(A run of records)
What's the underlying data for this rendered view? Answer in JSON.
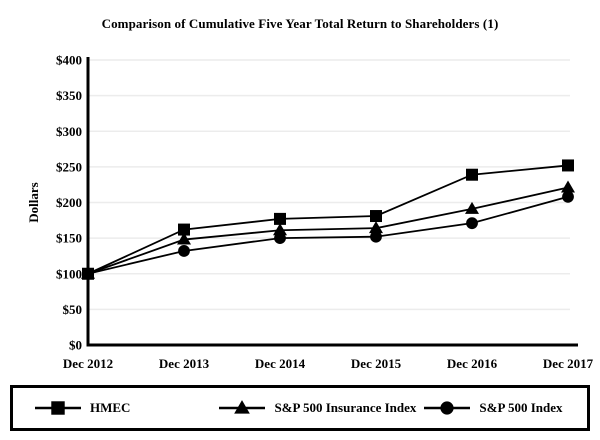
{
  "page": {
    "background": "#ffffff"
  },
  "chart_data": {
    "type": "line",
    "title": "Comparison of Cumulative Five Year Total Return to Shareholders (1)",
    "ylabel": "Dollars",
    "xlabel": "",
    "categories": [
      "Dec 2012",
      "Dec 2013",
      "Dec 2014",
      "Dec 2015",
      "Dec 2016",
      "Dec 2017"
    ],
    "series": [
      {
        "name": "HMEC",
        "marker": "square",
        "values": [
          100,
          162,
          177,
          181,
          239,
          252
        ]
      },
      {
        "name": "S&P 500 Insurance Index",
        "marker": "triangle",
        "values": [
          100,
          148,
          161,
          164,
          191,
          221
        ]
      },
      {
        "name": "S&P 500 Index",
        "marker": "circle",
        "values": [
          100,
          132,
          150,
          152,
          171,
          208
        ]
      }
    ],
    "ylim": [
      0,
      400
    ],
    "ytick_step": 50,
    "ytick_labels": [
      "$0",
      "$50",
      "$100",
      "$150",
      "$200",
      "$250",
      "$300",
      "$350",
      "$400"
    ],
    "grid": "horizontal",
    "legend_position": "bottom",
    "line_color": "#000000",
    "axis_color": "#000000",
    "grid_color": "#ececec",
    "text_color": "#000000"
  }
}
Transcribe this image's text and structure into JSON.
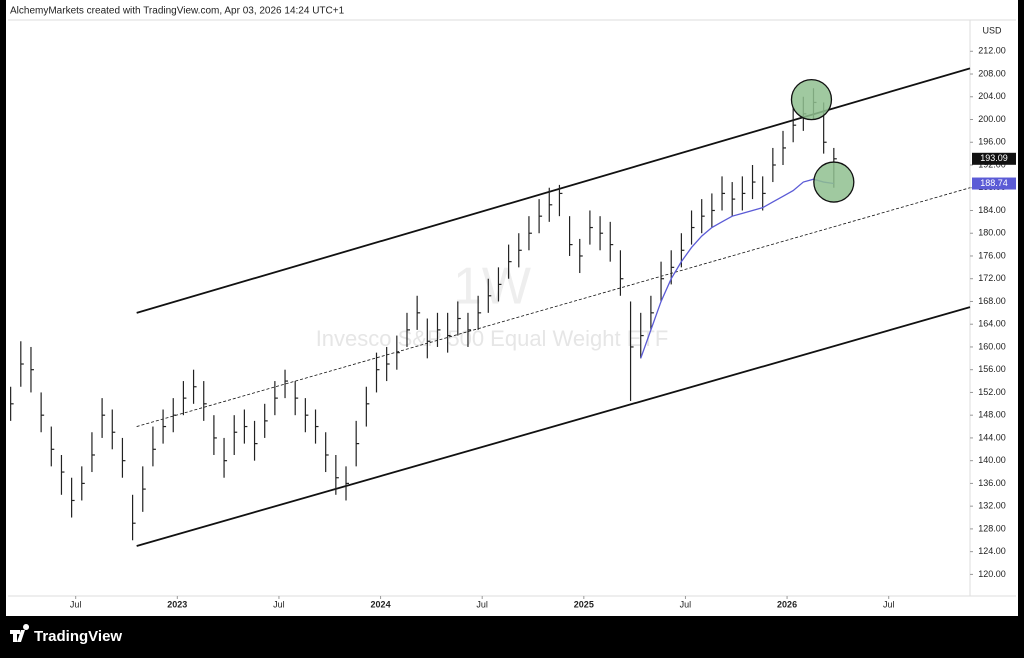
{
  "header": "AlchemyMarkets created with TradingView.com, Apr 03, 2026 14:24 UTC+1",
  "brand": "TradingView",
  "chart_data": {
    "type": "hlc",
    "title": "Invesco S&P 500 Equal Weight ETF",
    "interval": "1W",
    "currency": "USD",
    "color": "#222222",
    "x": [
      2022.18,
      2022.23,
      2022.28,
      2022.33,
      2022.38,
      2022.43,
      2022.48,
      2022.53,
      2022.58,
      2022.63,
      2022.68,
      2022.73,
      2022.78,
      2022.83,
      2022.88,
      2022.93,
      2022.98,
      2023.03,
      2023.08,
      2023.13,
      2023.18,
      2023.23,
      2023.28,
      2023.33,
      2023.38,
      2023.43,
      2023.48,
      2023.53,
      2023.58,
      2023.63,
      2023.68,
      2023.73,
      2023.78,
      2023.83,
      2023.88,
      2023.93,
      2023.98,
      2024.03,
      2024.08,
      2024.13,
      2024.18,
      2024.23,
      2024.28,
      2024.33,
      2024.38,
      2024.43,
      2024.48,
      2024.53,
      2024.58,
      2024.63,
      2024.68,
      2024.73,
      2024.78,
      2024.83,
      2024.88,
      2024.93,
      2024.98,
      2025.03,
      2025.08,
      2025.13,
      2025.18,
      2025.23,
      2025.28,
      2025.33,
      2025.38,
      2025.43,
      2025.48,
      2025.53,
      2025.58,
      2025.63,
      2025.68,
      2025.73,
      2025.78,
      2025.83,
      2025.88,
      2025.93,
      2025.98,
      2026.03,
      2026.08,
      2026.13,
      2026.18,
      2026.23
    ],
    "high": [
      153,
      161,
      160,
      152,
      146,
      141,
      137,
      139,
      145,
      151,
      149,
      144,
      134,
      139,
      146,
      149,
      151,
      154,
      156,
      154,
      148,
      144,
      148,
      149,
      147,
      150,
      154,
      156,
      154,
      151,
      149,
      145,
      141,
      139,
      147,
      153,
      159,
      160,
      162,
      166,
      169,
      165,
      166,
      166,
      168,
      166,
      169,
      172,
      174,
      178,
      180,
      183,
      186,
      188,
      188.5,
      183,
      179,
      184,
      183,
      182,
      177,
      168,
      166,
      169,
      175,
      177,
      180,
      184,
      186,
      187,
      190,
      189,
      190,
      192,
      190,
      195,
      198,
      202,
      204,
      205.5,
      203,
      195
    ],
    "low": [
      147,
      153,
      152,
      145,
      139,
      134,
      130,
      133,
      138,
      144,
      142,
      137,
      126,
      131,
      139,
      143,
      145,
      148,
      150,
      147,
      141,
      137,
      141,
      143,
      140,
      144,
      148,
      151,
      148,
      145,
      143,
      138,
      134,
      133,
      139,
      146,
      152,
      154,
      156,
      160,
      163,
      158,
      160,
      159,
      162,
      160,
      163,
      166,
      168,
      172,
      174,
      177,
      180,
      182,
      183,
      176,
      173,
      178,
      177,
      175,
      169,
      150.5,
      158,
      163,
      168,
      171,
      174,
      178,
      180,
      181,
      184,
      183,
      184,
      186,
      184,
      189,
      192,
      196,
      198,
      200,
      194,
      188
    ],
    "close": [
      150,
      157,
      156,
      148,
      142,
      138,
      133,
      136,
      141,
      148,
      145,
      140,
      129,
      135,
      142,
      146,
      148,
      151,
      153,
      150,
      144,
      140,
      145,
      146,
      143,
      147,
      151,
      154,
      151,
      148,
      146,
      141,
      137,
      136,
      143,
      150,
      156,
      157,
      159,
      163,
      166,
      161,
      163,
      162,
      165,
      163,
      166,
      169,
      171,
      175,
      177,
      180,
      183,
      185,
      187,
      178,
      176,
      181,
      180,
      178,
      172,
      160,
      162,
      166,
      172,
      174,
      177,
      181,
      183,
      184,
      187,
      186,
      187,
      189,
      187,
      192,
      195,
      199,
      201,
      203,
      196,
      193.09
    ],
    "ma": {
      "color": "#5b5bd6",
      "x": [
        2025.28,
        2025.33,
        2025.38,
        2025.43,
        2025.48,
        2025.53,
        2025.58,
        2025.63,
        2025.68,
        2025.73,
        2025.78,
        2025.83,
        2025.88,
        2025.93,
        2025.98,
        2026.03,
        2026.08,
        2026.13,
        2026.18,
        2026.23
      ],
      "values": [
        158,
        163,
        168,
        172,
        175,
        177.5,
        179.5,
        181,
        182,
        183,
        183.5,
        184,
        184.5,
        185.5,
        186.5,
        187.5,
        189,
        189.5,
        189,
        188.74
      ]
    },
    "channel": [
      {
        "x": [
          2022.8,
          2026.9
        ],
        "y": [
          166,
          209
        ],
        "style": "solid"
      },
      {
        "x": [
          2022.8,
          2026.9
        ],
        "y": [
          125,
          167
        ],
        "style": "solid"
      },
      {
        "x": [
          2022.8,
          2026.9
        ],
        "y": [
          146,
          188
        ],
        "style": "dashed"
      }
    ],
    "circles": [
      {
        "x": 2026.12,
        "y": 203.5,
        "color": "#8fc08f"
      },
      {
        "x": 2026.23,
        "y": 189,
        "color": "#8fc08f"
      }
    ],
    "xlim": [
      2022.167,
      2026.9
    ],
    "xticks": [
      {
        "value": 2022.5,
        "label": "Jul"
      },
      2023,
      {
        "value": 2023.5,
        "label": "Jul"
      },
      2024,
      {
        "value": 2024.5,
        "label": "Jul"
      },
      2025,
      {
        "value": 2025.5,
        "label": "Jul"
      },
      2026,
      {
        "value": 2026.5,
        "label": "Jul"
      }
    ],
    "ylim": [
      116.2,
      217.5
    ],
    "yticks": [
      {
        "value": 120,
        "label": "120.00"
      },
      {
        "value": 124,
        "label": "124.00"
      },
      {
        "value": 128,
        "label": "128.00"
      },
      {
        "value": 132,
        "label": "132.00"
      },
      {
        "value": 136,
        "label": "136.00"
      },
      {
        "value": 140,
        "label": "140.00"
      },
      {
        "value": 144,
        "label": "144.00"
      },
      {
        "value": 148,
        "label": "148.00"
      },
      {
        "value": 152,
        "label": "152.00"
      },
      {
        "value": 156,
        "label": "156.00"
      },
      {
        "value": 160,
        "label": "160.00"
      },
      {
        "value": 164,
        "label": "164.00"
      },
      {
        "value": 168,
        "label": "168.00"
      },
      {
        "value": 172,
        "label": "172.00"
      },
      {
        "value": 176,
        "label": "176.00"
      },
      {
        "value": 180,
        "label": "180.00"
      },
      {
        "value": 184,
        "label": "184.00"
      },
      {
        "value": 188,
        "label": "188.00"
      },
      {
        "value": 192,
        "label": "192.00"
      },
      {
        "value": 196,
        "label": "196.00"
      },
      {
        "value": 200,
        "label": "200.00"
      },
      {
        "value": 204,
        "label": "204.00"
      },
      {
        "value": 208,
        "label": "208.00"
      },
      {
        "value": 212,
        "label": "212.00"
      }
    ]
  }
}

> WHAT TO PRODUCE
Report only the number of lines in the records that include the word "marker".

> PROBLEM SOLUTION
3